所给文章:
▶

最近发现AMS提供了一个获取进程内存信息的接口,自己刚好要用到这一块,就抽空分析了一下。
1 入口是ActivityManagerService.java 的 getProcessMemoryInfo
@Override
public Debug.MemoryInfo[] getProcessMemoryInfo(int[] pids) {
// 1. 权限校验
enforceNotIsolatedCaller("getProcessMemoryInfo");
// 2. 创建返回结果MemoryInfo[]
Debug.MemoryInfo[] infos = new Debug.MemoryInfo[pids.length];
for (int i=pids.length-1; i>=0; i--) {
// 3. 获取ProcessRecord,等会儿要把获取到的内存信息保存进去。之所以先获取的目的是保证这个进程是一个稳定的进程。要不然刚创建就删除就没有保存的必要了
ProcessRecord proc;
int oomAdj;
synchronized (this) {
synchronized (mPidsSelfLocked) {
proc = mPidsSelfLocked.get(pids[i]);
oomAdj = proc != null ? proc.setAdj : 0;
}
}
infos[i] = new Debug.MemoryInfo();
long startTime = SystemClock.currentThreadTimeMillis();
// 4. 去Debug类获取内存信息
Debug.getMemoryInfo(pids[i], infos[i]);
long endTime = SystemClock.currentThreadTimeMillis();
// 5. 如果进程稳定的话,把内存信息记录下来
if (proc != null) {
synchronized (this) {
if (proc.thread != null && proc.setAdj == oomAdj) {
// Record this for posterity if the process has been stable.
proc.baseProcessTracker.addPss(infos[i].getTotalPss(),
infos[i].getTotalUss(), infos[i].getTotalRss(), false,
ProcessStats.ADD_PSS_EXTERNAL_SLOW, endTime-startTime,
proc.pkgList);
}
}
}
}
return infos;
}
从上面代码分析,可以发现AMS主要做了这么几件事:
- 检验调用方权限
- 去Debug类中获取内存信息
- 把获取到的信息保存到ProceeRecord
所以,获取内存信息的主要处理是在Debug中,我们接着向下分析。
2. Debug.java 的 getMemoryInfo
这是一个Native方法,这里只有通过jni找到对应的c++类来分析了。
public static native void getMemoryInfo(int pid, MemoryInfo memoryInfo)

◀

摘出的材料:

▶

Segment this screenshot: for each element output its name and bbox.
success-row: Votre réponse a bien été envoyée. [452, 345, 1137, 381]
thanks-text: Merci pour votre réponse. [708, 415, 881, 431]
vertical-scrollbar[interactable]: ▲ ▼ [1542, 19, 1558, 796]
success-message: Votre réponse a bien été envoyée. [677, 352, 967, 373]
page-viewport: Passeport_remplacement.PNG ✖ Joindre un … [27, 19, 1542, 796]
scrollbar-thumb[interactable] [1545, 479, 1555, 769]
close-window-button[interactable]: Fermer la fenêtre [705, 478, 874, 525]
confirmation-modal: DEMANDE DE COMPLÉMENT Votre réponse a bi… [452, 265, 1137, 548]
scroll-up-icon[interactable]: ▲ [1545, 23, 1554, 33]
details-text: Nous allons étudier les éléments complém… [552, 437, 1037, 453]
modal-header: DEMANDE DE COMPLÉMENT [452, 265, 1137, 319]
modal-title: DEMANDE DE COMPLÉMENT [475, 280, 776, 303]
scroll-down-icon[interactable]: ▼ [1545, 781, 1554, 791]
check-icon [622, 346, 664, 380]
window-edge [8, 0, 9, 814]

◀

你要做的:
**A.** 根据所给文章,回答下面几个问题,每行一题:
(i) 第1步做权限校验时,调用的是哪个方法?
(ii) 作者说先获取ProcessRecord,是为了保证什么?
(iii) Debug.java里的getMemoryInfo是一个什么方法?
**B.** 对照所给文章,判断下面每句话是否与文章相符。每句回答"是"或"否",并原样引出文章里起决定作用的那几个字:
(i) getProcessMemoryInfo返回的是Debug.MemoryInfo[]。
(ii) for循环从pids的第一个元素开始往后逐个处理。
(iii) 作者认为获取内存信息的主要处理是在AMS里完成的。
**C.** 所给文章的代码里,调用proc.baseProcessTracker.addPss时传入了哪些参数?按顺序全部列出。
这些材料用不上,只看所给文章就行。

依次作答:
**A.**
(i) enforceNotIsolatedCaller
(ii) 保证这个进程是一个稳定的进程
(iii) Native方法

**B.**
(i) 是:"public Debug.MemoryInfo[] getProcessMemoryInfo(int[] pids)"
(ii) 否:"for (int i=pids.length-1; i>=0; i--)"
(iii) 否:"获取内存信息的主要处理是在Debug中"

**C.**
infos[i].getTotalPss()
infos[i].getTotalUss()
infos[i].getTotalRss()
false
ProcessStats.ADD_PSS_EXTERNAL_SLOW
endTime-startTime
proc.pkgList